OBJECTIVE:
Go through the listing and copy each line with the string "project".

GIVEN DATA:
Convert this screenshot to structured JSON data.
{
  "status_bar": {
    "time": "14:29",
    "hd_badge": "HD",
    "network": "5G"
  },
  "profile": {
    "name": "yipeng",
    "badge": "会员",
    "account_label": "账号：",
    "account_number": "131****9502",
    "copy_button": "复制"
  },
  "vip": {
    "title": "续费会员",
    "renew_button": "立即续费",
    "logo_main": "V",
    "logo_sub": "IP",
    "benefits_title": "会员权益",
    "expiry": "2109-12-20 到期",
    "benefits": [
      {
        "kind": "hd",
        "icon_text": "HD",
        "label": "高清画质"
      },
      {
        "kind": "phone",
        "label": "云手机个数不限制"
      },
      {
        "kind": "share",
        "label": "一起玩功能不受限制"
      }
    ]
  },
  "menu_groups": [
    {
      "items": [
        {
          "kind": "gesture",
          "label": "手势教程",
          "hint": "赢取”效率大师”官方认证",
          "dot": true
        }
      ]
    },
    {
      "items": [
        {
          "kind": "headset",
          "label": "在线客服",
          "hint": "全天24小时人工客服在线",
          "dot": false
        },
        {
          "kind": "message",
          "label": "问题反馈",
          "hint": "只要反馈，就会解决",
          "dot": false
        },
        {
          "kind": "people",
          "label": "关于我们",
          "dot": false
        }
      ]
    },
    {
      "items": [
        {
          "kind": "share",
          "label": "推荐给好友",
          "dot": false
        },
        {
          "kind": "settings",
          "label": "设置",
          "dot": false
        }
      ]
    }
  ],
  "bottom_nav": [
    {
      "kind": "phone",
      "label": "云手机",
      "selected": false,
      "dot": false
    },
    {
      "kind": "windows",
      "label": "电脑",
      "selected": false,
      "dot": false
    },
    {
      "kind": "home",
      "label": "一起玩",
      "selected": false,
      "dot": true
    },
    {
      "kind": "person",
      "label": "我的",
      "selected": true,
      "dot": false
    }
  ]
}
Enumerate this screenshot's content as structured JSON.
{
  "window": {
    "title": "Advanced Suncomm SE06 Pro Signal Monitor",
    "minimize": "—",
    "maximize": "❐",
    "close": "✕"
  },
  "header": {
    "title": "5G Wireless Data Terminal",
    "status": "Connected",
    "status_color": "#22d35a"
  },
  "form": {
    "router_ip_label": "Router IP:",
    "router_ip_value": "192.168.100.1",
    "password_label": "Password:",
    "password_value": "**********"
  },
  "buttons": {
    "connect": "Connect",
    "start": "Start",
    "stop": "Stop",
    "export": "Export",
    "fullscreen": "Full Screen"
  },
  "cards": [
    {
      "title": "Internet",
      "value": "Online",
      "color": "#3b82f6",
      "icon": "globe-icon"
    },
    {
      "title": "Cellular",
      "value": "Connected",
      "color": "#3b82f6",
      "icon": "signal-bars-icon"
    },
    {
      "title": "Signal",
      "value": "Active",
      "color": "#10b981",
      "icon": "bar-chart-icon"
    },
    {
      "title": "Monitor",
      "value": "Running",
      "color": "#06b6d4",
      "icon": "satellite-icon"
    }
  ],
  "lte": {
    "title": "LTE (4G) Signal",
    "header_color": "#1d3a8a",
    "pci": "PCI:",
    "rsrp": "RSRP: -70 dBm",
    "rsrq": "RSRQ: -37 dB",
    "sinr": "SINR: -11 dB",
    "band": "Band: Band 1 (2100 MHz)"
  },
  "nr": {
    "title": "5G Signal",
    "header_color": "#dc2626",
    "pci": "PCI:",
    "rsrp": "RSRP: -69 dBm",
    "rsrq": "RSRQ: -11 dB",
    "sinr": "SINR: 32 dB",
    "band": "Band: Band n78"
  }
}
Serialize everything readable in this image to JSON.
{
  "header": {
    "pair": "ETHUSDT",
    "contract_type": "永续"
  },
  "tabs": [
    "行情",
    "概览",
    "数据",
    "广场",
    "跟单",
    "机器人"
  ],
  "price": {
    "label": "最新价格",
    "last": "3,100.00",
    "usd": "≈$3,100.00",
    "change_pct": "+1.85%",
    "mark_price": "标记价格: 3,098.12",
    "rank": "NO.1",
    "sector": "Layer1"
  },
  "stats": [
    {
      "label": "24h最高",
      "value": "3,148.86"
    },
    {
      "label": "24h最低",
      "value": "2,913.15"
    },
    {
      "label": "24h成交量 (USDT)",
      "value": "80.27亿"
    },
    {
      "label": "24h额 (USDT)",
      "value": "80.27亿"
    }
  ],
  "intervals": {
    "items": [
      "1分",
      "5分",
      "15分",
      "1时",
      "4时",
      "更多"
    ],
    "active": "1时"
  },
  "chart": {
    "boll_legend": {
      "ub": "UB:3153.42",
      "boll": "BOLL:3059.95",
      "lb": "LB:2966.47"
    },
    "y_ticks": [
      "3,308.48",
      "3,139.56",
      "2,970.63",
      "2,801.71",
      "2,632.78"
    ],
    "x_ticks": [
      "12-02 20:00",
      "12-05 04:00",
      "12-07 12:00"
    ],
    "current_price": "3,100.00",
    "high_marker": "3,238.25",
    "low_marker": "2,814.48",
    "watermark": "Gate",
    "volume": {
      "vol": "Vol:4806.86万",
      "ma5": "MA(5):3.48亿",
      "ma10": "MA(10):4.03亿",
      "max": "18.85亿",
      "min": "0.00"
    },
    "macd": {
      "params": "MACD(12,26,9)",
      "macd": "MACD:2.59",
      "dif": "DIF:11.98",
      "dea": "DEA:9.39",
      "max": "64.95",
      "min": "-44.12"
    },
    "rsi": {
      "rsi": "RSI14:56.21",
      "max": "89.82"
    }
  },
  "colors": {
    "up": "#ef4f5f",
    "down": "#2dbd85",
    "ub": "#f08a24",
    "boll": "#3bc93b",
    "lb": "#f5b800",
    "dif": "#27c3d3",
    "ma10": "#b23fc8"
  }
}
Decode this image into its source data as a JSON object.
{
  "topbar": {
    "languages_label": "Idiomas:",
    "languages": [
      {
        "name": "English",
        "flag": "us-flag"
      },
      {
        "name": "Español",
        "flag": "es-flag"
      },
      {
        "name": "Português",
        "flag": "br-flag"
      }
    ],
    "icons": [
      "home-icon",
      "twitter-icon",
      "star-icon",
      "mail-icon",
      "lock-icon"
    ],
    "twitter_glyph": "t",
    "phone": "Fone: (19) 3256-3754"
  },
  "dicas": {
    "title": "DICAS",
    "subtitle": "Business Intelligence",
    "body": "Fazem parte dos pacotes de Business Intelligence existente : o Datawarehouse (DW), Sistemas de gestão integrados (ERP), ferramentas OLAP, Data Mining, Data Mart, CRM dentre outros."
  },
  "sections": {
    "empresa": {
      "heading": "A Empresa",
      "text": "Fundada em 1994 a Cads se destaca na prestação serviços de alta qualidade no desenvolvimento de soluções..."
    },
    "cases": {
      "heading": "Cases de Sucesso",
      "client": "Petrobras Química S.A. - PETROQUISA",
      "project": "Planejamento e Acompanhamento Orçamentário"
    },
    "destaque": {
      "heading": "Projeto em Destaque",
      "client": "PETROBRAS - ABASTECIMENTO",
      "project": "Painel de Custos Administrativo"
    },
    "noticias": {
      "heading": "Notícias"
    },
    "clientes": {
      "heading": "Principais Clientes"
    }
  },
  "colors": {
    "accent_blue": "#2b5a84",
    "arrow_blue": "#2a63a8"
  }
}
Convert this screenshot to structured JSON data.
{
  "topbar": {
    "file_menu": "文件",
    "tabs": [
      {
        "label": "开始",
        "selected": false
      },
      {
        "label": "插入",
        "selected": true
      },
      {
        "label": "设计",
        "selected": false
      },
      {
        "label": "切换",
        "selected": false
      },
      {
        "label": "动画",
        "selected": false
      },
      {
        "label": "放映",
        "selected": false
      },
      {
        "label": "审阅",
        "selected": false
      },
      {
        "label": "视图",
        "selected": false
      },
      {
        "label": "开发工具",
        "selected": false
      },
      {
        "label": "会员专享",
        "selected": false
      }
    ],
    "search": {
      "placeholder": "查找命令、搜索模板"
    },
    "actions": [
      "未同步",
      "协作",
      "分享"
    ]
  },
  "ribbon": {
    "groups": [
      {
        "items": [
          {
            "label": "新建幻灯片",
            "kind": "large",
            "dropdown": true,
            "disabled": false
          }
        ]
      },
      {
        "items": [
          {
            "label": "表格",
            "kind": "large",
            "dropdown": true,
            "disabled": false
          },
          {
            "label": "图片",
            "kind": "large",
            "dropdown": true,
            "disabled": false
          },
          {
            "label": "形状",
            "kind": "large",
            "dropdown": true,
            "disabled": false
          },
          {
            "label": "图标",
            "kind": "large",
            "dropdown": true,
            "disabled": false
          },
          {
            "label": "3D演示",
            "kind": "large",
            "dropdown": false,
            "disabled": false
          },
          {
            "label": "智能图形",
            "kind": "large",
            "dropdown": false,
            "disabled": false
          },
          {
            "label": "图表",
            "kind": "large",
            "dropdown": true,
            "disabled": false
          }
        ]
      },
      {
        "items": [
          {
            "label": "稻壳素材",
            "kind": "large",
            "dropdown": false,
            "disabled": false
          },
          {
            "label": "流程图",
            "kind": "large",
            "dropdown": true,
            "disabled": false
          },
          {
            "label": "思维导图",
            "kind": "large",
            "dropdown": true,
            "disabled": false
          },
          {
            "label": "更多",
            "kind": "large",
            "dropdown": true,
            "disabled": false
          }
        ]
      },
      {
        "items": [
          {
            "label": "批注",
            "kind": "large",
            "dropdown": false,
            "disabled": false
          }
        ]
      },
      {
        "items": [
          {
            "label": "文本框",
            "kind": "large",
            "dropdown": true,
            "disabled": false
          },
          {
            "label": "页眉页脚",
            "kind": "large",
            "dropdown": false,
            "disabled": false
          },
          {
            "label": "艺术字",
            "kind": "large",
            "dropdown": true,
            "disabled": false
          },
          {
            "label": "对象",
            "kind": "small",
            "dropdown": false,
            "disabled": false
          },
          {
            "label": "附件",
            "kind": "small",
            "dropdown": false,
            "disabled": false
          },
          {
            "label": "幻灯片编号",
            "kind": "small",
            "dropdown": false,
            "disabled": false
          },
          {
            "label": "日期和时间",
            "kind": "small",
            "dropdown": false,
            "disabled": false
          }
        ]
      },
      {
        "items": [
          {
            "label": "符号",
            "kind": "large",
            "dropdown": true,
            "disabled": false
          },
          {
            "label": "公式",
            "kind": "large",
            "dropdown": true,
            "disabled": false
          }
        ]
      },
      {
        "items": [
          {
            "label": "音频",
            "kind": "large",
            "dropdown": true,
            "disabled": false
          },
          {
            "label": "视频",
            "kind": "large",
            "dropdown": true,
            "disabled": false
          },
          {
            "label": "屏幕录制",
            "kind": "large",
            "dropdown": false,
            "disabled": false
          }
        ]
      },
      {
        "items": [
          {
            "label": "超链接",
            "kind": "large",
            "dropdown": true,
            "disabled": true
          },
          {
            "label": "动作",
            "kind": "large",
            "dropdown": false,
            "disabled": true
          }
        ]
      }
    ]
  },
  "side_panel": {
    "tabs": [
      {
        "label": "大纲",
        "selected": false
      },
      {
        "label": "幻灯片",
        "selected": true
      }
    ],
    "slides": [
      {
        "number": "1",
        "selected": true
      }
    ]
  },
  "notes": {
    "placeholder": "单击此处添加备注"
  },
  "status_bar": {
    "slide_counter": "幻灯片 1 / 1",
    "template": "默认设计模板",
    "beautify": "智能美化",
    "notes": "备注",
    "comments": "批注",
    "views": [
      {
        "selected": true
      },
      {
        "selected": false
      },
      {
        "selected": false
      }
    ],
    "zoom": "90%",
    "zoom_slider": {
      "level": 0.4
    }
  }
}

ANSWER TO THE EXERCISE:
      "project": "Planejamento e Acompanhamento Orçamentário"
      "project": "Painel de Custos Administrativo"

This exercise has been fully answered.